* START *
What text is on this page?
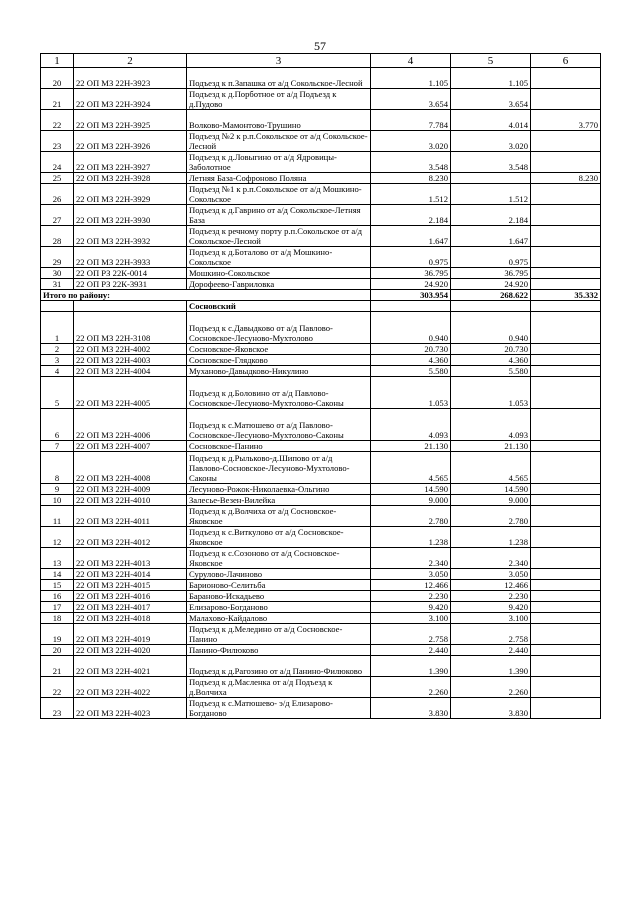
57
1	2	3	4	5	6
20	22 ОП МЗ 22Н-3923	Подъезд к п.Запашка от а/д Сокольское-Лесной	1.105	1.105	
21	22 ОП МЗ 22Н-3924	Подъезд к д.Порботное от а/д Подъезд к д.Пудово	3.654	3.654	
22	22 ОП МЗ 22Н-3925	Волково-Мамонтово-Трушино	7.784	4.014	3.770
23	22 ОП МЗ 22Н-3926	Подъезд №2 к р.п.Сокольское от а/д Сокольское-Лесной	3.020	3.020	
24	22 ОП МЗ 22Н-3927	Подъезд к д.Ловыгино от а/д Ядровицы-Заболотное	3.548	3.548	
25	22 ОП МЗ 22Н-3928	Летняя База-Софроново Поляна	8.230		8.230
26	22 ОП МЗ 22Н-3929	Подъезд №1 к р.п.Сокольское от а/д Мошкино-Сокольское	1.512	1.512	
27	22 ОП МЗ 22Н-3930	Подъезд к д.Гаврино от а/д Сокольское-Летняя База	2.184	2.184	
28	22 ОП МЗ 22Н-3932	Подъезд к речному порту р.п.Сокольское от а/д Сокольское-Лесной	1.647	1.647	
29	22 ОП МЗ 22Н-3933	Подъезд к д.Боталово от а/д Мошкино-Сокольское	0.975	0.975	
30	22 ОП РЗ 22К-0014	Мошкино-Сокольское	36.795	36.795	
31	22 ОП РЗ 22К-3931	Дорофеево-Гавриловка	24.920	24.920	
Итого по району:			303.954	268.622	35.332
		Сосновский			
1	22 ОП МЗ 22Н-3108	Подъезд к с.Давыдково от а/д Павлово-Сосновское-Лесуново-Мухтолово	0.940	0.940	
2	22 ОП МЗ 22Н-4002	Сосновское-Яковское	20.730	20.730	
3	22 ОП МЗ 22Н-4003	Сосновское-Глядково	4.360	4.360	
4	22 ОП МЗ 22Н-4004	Муханово-Давыдково-Никулино	5.580	5.580	
5	22 ОП МЗ 22Н-4005	Подъезд к д.Боловино от а/д Павлово-Сосновское-Лесуново-Мухтолово-Саконы	1.053	1.053	
6	22 ОП МЗ 22Н-4006	Подъезд к с.Матюшево от а/д Павлово-Сосновское-Лесуново-Мухтолово-Саконы	4.093	4.093	
7	22 ОП МЗ 22Н-4007	Сосновское-Панино	21.130	21.130	
8	22 ОП МЗ 22Н-4008	Подъезд к д.Рыльково-д.Шипово от а/д Павлово-Сосновское-Лесуново-Мухтолово-Саконы	4.565	4.565	
9	22 ОП МЗ 22Н-4009	Лесуново-Рожок-Николаевка-Ольгино	14.590	14.590	
10	22 ОП МЗ 22Н-4010	Залесье-Везен-Вилейка	9.000	9.000	
11	22 ОП МЗ 22Н-4011	Подъезд к д.Волчиха от а/д Сосновское-Яковское	2.780	2.780	
12	22 ОП МЗ 22Н-4012	Подъезд к с.Виткулово от а/д Сосновское-Яковское	1.238	1.238	
13	22 ОП МЗ 22Н-4013	Подъезд к с.Созоново от а/д Сосновское-Яковское	2.340	2.340	
14	22 ОП МЗ 22Н-4014	Сурулово-Лачиново	3.050	3.050	
15	22 ОП МЗ 22Н-4015	Барионово-Селитьба	12.466	12.466	
16	22 ОП МЗ 22Н-4016	Бараново-Искадьево	2.230	2.230	
17	22 ОП МЗ 22Н-4017	Елизарово-Богданово	9.420	9.420	
18	22 ОП МЗ 22Н-4018	Малахово-Кайдалово	3.100	3.100	
19	22 ОП МЗ 22Н-4019	Подъезд к д.Меледино от а/д Сосновское-Панино	2.758	2.758	
20	22 ОП МЗ 22Н-4020	Панино-Филюково	2.440	2.440	
21	22 ОП МЗ 22Н-4021	Подъезд к д.Рагозино от а/д Панино-Филюково	1.390	1.390	
22	22 ОП МЗ 22Н-4022	Подъезд к д.Масленка от а/д Подъезд к д.Волчиха	2.260	2.260	
23	22 ОП МЗ 22Н-4023	Подъезд к с.Матюшево- э/д Елизарово-Богданово	3.830	3.830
* END *
> WRITTEN TASK: Copy every line of the data word for word, omitting the images.

> ANSWER BELOW:
What text is on this page?
57
1	2	3	4	5	6
20	22 ОП МЗ 22Н-3923	Подъезд к п.Запашка от а/д Сокольское-Лесной	1.105	1.105	
21	22 ОП МЗ 22Н-3924	Подъезд к д.Порботное от а/д Подъезд к д.Пудово	3.654	3.654	
22	22 ОП МЗ 22Н-3925	Волково-Мамонтово-Трушино	7.784	4.014	3.770
23	22 ОП МЗ 22Н-3926	Подъезд №2 к р.п.Сокольское от а/д Сокольское-Лесной	3.020	3.020	
24	22 ОП МЗ 22Н-3927	Подъезд к д.Ловыгино от а/д Ядровицы-Заболотное	3.548	3.548	
25	22 ОП МЗ 22Н-3928	Летняя База-Софроново Поляна	8.230		8.230
26	22 ОП МЗ 22Н-3929	Подъезд №1 к р.п.Сокольское от а/д Мошкино-Сокольское	1.512	1.512	
27	22 ОП МЗ 22Н-3930	Подъезд к д.Гаврино от а/д Сокольское-Летняя База	2.184	2.184	
28	22 ОП МЗ 22Н-3932	Подъезд к речному порту р.п.Сокольское от а/д Сокольское-Лесной	1.647	1.647	
29	22 ОП МЗ 22Н-3933	Подъезд к д.Боталово от а/д Мошкино-Сокольское	0.975	0.975	
30	22 ОП РЗ 22К-0014	Мошкино-Сокольское	36.795	36.795	
31	22 ОП РЗ 22К-3931	Дорофеево-Гавриловка	24.920	24.920	
Итого по району:			303.954	268.622	35.332
		Сосновский			
1	22 ОП МЗ 22Н-3108	Подъезд к с.Давыдково от а/д Павлово-Сосновское-Лесуново-Мухтолово	0.940	0.940	
2	22 ОП МЗ 22Н-4002	Сосновское-Яковское	20.730	20.730	
3	22 ОП МЗ 22Н-4003	Сосновское-Глядково	4.360	4.360	
4	22 ОП МЗ 22Н-4004	Муханово-Давыдково-Никулино	5.580	5.580	
5	22 ОП МЗ 22Н-4005	Подъезд к д.Боловино от а/д Павлово-Сосновское-Лесуново-Мухтолово-Саконы	1.053	1.053	
6	22 ОП МЗ 22Н-4006	Подъезд к с.Матюшево от а/д Павлово-Сосновское-Лесуново-Мухтолово-Саконы	4.093	4.093	
7	22 ОП МЗ 22Н-4007	Сосновское-Панино	21.130	21.130	
8	22 ОП МЗ 22Н-4008	Подъезд к д.Рыльково-д.Шипово от а/д Павлово-Сосновское-Лесуново-Мухтолово-Саконы	4.565	4.565	
9	22 ОП МЗ 22Н-4009	Лесуново-Рожок-Николаевка-Ольгино	14.590	14.590	
10	22 ОП МЗ 22Н-4010	Залесье-Везен-Вилейка	9.000	9.000	
11	22 ОП МЗ 22Н-4011	Подъезд к д.Волчиха от а/д Сосновское-Яковское	2.780	2.780	
12	22 ОП МЗ 22Н-4012	Подъезд к с.Виткулово от а/д Сосновское-Яковское	1.238	1.238	
13	22 ОП МЗ 22Н-4013	Подъезд к с.Созоново от а/д Сосновское-Яковское	2.340	2.340	
14	22 ОП МЗ 22Н-4014	Сурулово-Лачиново	3.050	3.050	
15	22 ОП МЗ 22Н-4015	Барионово-Селитьба	12.466	12.466	
16	22 ОП МЗ 22Н-4016	Бараново-Искадьево	2.230	2.230	
17	22 ОП МЗ 22Н-4017	Елизарово-Богданово	9.420	9.420	
18	22 ОП МЗ 22Н-4018	Малахово-Кайдалово	3.100	3.100	
19	22 ОП МЗ 22Н-4019	Подъезд к д.Меледино от а/д Сосновское-Панино	2.758	2.758	
20	22 ОП МЗ 22Н-4020	Панино-Филюково	2.440	2.440	
21	22 ОП МЗ 22Н-4021	Подъезд к д.Рагозино от а/д Панино-Филюково	1.390	1.390	
22	22 ОП МЗ 22Н-4022	Подъезд к д.Масленка от а/д Подъезд к д.Волчиха	2.260	2.260	
23	22 ОП МЗ 22Н-4023	Подъезд к с.Матюшево- э/д Елизарово-Богданово	3.830	3.830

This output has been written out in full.